» Task goal: Your task is to repeat all of the material exactly.

>> Begin

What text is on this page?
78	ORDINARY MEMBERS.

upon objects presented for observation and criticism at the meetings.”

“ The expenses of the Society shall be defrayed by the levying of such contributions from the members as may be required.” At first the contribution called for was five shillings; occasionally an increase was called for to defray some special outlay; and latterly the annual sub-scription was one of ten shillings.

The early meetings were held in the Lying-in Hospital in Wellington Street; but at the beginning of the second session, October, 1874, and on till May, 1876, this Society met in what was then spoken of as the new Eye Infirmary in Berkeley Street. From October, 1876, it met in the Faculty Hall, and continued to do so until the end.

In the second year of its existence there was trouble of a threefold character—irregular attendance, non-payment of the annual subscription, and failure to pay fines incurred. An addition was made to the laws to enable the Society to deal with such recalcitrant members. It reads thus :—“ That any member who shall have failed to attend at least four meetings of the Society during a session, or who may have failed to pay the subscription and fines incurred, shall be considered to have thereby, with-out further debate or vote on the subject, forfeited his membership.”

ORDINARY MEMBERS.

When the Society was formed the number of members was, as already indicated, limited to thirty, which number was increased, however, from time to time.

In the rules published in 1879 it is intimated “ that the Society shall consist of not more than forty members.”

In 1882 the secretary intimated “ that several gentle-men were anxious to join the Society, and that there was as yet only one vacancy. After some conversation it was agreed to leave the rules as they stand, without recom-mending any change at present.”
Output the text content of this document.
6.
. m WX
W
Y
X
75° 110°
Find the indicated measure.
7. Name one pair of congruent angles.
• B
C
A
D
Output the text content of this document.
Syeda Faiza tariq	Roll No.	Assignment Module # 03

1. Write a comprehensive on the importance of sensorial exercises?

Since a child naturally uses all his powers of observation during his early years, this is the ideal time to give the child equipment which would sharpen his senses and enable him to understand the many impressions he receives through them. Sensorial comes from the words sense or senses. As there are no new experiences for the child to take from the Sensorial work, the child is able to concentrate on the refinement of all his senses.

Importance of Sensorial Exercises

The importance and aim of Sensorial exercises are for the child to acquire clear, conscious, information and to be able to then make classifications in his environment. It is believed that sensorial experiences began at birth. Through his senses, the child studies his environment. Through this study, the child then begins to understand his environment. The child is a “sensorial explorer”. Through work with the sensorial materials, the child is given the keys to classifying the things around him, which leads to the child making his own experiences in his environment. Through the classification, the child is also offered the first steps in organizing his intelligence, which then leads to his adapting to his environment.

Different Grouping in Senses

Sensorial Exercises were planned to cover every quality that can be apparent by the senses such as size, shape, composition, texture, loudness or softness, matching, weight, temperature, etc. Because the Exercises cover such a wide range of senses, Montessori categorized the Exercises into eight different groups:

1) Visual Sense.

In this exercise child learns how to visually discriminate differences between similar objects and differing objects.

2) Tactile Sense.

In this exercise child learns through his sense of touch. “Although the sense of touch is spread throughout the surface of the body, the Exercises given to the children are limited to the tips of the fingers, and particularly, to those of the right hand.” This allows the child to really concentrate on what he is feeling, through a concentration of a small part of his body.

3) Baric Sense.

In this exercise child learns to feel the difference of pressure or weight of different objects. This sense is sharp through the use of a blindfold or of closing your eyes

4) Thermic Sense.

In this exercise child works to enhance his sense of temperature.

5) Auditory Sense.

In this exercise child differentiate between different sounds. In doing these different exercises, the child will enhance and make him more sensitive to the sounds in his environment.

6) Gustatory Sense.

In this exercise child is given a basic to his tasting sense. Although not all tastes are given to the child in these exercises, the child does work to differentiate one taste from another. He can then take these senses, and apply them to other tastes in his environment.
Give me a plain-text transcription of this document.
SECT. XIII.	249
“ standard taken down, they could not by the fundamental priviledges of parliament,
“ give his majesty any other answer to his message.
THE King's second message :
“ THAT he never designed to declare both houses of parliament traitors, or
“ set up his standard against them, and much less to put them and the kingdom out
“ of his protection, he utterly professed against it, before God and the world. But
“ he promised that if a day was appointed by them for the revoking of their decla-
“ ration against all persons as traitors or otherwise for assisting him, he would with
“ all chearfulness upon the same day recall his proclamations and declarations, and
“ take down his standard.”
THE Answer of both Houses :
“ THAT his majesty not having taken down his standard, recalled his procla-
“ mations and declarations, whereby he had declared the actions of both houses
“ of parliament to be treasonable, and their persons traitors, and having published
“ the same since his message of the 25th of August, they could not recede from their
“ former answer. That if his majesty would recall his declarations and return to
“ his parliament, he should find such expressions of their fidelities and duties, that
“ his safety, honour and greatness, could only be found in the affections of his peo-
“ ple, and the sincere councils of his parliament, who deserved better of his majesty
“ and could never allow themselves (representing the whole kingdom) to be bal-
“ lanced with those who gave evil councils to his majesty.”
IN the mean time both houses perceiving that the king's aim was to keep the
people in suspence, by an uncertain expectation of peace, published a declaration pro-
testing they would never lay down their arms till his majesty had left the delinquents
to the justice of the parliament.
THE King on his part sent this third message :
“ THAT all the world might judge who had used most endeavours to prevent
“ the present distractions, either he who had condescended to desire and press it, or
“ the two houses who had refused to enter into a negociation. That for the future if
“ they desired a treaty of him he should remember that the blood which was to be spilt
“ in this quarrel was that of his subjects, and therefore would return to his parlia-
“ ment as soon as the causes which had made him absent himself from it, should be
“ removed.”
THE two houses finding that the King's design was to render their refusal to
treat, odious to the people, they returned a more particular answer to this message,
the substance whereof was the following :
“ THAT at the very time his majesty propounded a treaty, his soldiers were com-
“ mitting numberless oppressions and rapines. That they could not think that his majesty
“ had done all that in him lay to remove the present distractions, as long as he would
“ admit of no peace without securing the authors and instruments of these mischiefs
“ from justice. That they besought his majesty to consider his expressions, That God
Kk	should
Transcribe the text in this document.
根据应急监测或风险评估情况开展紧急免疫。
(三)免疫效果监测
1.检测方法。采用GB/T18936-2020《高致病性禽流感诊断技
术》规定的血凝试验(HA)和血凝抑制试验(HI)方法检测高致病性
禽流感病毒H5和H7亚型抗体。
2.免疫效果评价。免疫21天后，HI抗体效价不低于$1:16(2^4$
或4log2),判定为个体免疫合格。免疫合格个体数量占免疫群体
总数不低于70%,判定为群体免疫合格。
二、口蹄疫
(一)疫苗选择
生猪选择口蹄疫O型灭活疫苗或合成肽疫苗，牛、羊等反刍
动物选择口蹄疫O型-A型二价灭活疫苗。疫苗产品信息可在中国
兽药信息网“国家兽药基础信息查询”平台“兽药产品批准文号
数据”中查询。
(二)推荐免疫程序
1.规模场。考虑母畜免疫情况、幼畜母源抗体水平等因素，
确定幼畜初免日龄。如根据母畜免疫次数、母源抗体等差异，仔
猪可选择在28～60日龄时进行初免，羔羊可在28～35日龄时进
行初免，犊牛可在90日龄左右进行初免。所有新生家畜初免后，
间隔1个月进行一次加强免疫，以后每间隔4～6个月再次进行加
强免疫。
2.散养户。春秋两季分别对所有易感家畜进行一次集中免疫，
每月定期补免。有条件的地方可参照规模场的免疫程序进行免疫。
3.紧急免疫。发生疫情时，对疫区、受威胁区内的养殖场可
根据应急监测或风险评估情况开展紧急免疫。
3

>> End

» Worked answer:
What text is on this page?
78	ORDINARY MEMBERS.

upon objects presented for observation and criticism at the meetings.”

“ The expenses of the Society shall be defrayed by the levying of such contributions from the members as may be required.” At first the contribution called for was five shillings; occasionally an increase was called for to defray some special outlay; and latterly the annual sub-scription was one of ten shillings.

The early meetings were held in the Lying-in Hospital in Wellington Street; but at the beginning of the second session, October, 1874, and on till May, 1876, this Society met in what was then spoken of as the new Eye Infirmary in Berkeley Street. From October, 1876, it met in the Faculty Hall, and continued to do so until the end.

In the second year of its existence there was trouble of a threefold character—irregular attendance, non-payment of the annual subscription, and failure to pay fines incurred. An addition was made to the laws to enable the Society to deal with such recalcitrant members. It reads thus :—“ That any member who shall have failed to attend at least four meetings of the Society during a session, or who may have failed to pay the subscription and fines incurred, shall be considered to have thereby, with-out further debate or vote on the subject, forfeited his membership.”

ORDINARY MEMBERS.

When the Society was formed the number of members was, as already indicated, limited to thirty, which number was increased, however, from time to time.

In the rules published in 1879 it is intimated “ that the Society shall consist of not more than forty members.”

In 1882 the secretary intimated “ that several gentle-men were anxious to join the Society, and that there was as yet only one vacancy. After some conversation it was agreed to leave the rules as they stand, without recom-mending any change at present.”
Output the text content of this document.
6.
. m WX
W
Y
X
75° 110°
Find the indicated measure.
7. Name one pair of congruent angles.
• B
C
A
D
Output the text content of this document.
Syeda Faiza tariq	Roll No.	Assignment Module # 03

1. Write a comprehensive on the importance of sensorial exercises?

Since a child naturally uses all his powers of observation during his early years, this is the ideal time to give the child equipment which would sharpen his senses and enable him to understand the many impressions he receives through them. Sensorial comes from the words sense or senses. As there are no new experiences for the child to take from the Sensorial work, the child is able to concentrate on the refinement of all his senses.

Importance of Sensorial Exercises

The importance and aim of Sensorial exercises are for the child to acquire clear, conscious, information and to be able to then make classifications in his environment. It is believed that sensorial experiences began at birth. Through his senses, the child studies his environment. Through this study, the child then begins to understand his environment. The child is a “sensorial explorer”. Through work with the sensorial materials, the child is given the keys to classifying the things around him, which leads to the child making his own experiences in his environment. Through the classification, the child is also offered the first steps in organizing his intelligence, which then leads to his adapting to his environment.

Different Grouping in Senses

Sensorial Exercises were planned to cover every quality that can be apparent by the senses such as size, shape, composition, texture, loudness or softness, matching, weight, temperature, etc. Because the Exercises cover such a wide range of senses, Montessori categorized the Exercises into eight different groups:

1) Visual Sense.

In this exercise child learns how to visually discriminate differences between similar objects and differing objects.

2) Tactile Sense.

In this exercise child learns through his sense of touch. “Although the sense of touch is spread throughout the surface of the body, the Exercises given to the children are limited to the tips of the fingers, and particularly, to those of the right hand.” This allows the child to really concentrate on what he is feeling, through a concentration of a small part of his body.

3) Baric Sense.

In this exercise child learns to feel the difference of pressure or weight of different objects. This sense is sharp through the use of a blindfold or of closing your eyes

4) Thermic Sense.

In this exercise child works to enhance his sense of temperature.

5) Auditory Sense.

In this exercise child differentiate between different sounds. In doing these different exercises, the child will enhance and make him more sensitive to the sounds in his environment.

6) Gustatory Sense.

In this exercise child is given a basic to his tasting sense. Although not all tastes are given to the child in these exercises, the child does work to differentiate one taste from another. He can then take these senses, and apply them to other tastes in his environment.
Give me a plain-text transcription of this document.
SECT. XIII.	249
“ standard taken down, they could not by the fundamental priviledges of parliament,
“ give his majesty any other answer to his message.
THE King's second message :
“ THAT he never designed to declare both houses of parliament traitors, or
“ set up his standard against them, and much less to put them and the kingdom out
“ of his protection, he utterly professed against it, before God and the world. But
“ he promised that if a day was appointed by them for the revoking of their decla-
“ ration against all persons as traitors or otherwise for assisting him, he would with
“ all chearfulness upon the same day recall his proclamations and declarations, and
“ take down his standard.”
THE Answer of both Houses :
“ THAT his majesty not having taken down his standard, recalled his procla-
“ mations and declarations, whereby he had declared the actions of both houses
“ of parliament to be treasonable, and their persons traitors, and having published
“ the same since his message of the 25th of August, they could not recede from their
“ former answer. That if his majesty would recall his declarations and return to
“ his parliament, he should find such expressions of their fidelities and duties, that
“ his safety, honour and greatness, could only be found in the affections of his peo-
“ ple, and the sincere councils of his parliament, who deserved better of his majesty
“ and could never allow themselves (representing the whole kingdom) to be bal-
“ lanced with those who gave evil councils to his majesty.”
IN the mean time both houses perceiving that the king's aim was to keep the
people in suspence, by an uncertain expectation of peace, published a declaration pro-
testing they would never lay down their arms till his majesty had left the delinquents
to the justice of the parliament.
THE King on his part sent this third message :
“ THAT all the world might judge who had used most endeavours to prevent
“ the present distractions, either he who had condescended to desire and press it, or
“ the two houses who had refused to enter into a negociation. That for the future if
“ they desired a treaty of him he should remember that the blood which was to be spilt
“ in this quarrel was that of his subjects, and therefore would return to his parlia-
“ ment as soon as the causes which had made him absent himself from it, should be
“ removed.”
THE two houses finding that the King's design was to render their refusal to
treat, odious to the people, they returned a more particular answer to this message,
the substance whereof was the following :
“ THAT at the very time his majesty propounded a treaty, his soldiers were com-
“ mitting numberless oppressions and rapines. That they could not think that his majesty
“ had done all that in him lay to remove the present distractions, as long as he would
“ admit of no peace without securing the authors and instruments of these mischiefs
“ from justice. That they besought his majesty to consider his expressions, That God
Kk	should
Transcribe the text in this document.
根据应急监测或风险评估情况开展紧急免疫。
(三)免疫效果监测
1.检测方法。采用GB/T18936-2020《高致病性禽流感诊断技
术》规定的血凝试验(HA)和血凝抑制试验(HI)方法检测高致病性
禽流感病毒H5和H7亚型抗体。
2.免疫效果评价。免疫21天后，HI抗体效价不低于$1:16(2^4$
或4log2),判定为个体免疫合格。免疫合格个体数量占免疫群体
总数不低于70%,判定为群体免疫合格。
二、口蹄疫
(一)疫苗选择
生猪选择口蹄疫O型灭活疫苗或合成肽疫苗，牛、羊等反刍
动物选择口蹄疫O型-A型二价灭活疫苗。疫苗产品信息可在中国
兽药信息网“国家兽药基础信息查询”平台“兽药产品批准文号
数据”中查询。
(二)推荐免疫程序
1.规模场。考虑母畜免疫情况、幼畜母源抗体水平等因素，
确定幼畜初免日龄。如根据母畜免疫次数、母源抗体等差异，仔
猪可选择在28～60日龄时进行初免，羔羊可在28～35日龄时进
行初免，犊牛可在90日龄左右进行初免。所有新生家畜初免后，
间隔1个月进行一次加强免疫，以后每间隔4～6个月再次进行加
强免疫。
2.散养户。春秋两季分别对所有易感家畜进行一次集中免疫，
每月定期补免。有条件的地方可参照规模场的免疫程序进行免疫。
3.紧急免疫。发生疫情时，对疫区、受威胁区内的养殖场可
根据应急监测或风险评估情况开展紧急免疫。
3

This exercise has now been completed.